Given problem
Exactly as written, please set down all of the entries again, with no pictures.
BEGIN Provided entries
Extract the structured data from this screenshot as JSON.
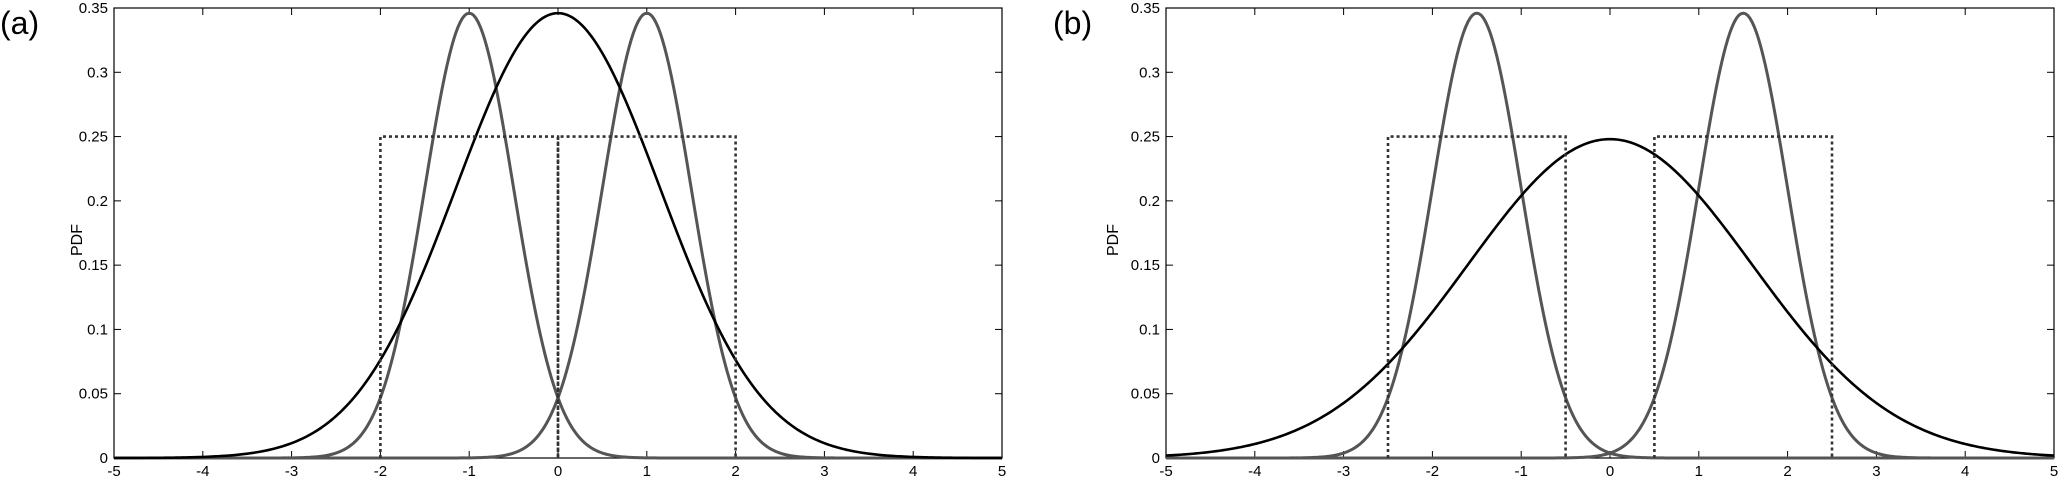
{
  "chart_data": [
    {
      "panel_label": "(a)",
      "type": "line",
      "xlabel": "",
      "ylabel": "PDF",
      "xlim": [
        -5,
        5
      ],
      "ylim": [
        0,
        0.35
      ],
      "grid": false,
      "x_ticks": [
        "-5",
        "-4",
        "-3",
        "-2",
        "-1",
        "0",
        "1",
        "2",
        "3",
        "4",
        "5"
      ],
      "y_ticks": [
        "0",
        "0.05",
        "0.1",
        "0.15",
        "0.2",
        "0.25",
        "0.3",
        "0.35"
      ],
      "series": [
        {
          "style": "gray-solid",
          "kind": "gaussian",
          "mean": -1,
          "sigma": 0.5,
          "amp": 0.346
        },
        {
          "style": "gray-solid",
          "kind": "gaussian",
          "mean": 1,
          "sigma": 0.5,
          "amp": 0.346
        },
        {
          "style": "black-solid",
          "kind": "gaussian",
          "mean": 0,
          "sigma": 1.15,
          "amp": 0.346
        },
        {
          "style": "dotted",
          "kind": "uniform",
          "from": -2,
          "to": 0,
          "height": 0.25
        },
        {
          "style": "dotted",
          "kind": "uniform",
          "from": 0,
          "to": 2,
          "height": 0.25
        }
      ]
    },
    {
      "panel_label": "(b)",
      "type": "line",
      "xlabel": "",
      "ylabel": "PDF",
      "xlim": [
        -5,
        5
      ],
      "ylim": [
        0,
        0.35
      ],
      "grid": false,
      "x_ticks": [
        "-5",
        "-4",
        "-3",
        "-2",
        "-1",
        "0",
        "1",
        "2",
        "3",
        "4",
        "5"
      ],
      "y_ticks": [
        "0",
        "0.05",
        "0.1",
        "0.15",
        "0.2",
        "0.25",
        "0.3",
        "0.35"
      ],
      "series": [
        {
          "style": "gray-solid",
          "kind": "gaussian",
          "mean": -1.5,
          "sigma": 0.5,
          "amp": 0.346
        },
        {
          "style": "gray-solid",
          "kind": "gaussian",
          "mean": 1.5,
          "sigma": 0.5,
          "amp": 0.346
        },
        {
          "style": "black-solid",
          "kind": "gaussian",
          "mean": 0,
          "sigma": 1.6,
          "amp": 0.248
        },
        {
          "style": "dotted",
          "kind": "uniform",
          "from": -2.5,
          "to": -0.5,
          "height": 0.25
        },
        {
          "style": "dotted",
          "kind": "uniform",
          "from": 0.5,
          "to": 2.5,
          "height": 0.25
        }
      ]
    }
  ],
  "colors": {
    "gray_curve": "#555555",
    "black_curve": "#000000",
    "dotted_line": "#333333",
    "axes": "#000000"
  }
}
END Provided entries
Worked answer
Extract the structured data from this screenshot as JSON.
{
  "chart_data": [
    {
      "panel_label": "(a)",
      "type": "line",
      "xlabel": "",
      "ylabel": "PDF",
      "xlim": [
        -5,
        5
      ],
      "ylim": [
        0,
        0.35
      ],
      "grid": false,
      "x_ticks": [
        "-5",
        "-4",
        "-3",
        "-2",
        "-1",
        "0",
        "1",
        "2",
        "3",
        "4",
        "5"
      ],
      "y_ticks": [
        "0",
        "0.05",
        "0.1",
        "0.15",
        "0.2",
        "0.25",
        "0.3",
        "0.35"
      ],
      "series": [
        {
          "style": "gray-solid",
          "kind": "gaussian",
          "mean": -1,
          "sigma": 0.5,
          "amp": 0.346
        },
        {
          "style": "gray-solid",
          "kind": "gaussian",
          "mean": 1,
          "sigma": 0.5,
          "amp": 0.346
        },
        {
          "style": "black-solid",
          "kind": "gaussian",
          "mean": 0,
          "sigma": 1.15,
          "amp": 0.346
        },
        {
          "style": "dotted",
          "kind": "uniform",
          "from": -2,
          "to": 0,
          "height": 0.25
        },
        {
          "style": "dotted",
          "kind": "uniform",
          "from": 0,
          "to": 2,
          "height": 0.25
        }
      ]
    },
    {
      "panel_label": "(b)",
      "type": "line",
      "xlabel": "",
      "ylabel": "PDF",
      "xlim": [
        -5,
        5
      ],
      "ylim": [
        0,
        0.35
      ],
      "grid": false,
      "x_ticks": [
        "-5",
        "-4",
        "-3",
        "-2",
        "-1",
        "0",
        "1",
        "2",
        "3",
        "4",
        "5"
      ],
      "y_ticks": [
        "0",
        "0.05",
        "0.1",
        "0.15",
        "0.2",
        "0.25",
        "0.3",
        "0.35"
      ],
      "series": [
        {
          "style": "gray-solid",
          "kind": "gaussian",
          "mean": -1.5,
          "sigma": 0.5,
          "amp": 0.346
        },
        {
          "style": "gray-solid",
          "kind": "gaussian",
          "mean": 1.5,
          "sigma": 0.5,
          "amp": 0.346
        },
        {
          "style": "black-solid",
          "kind": "gaussian",
          "mean": 0,
          "sigma": 1.6,
          "amp": 0.248
        },
        {
          "style": "dotted",
          "kind": "uniform",
          "from": -2.5,
          "to": -0.5,
          "height": 0.25
        },
        {
          "style": "dotted",
          "kind": "uniform",
          "from": 0.5,
          "to": 2.5,
          "height": 0.25
        }
      ]
    }
  ],
  "colors": {
    "gray_curve": "#555555",
    "black_curve": "#000000",
    "dotted_line": "#333333",
    "axes": "#000000"
  }
}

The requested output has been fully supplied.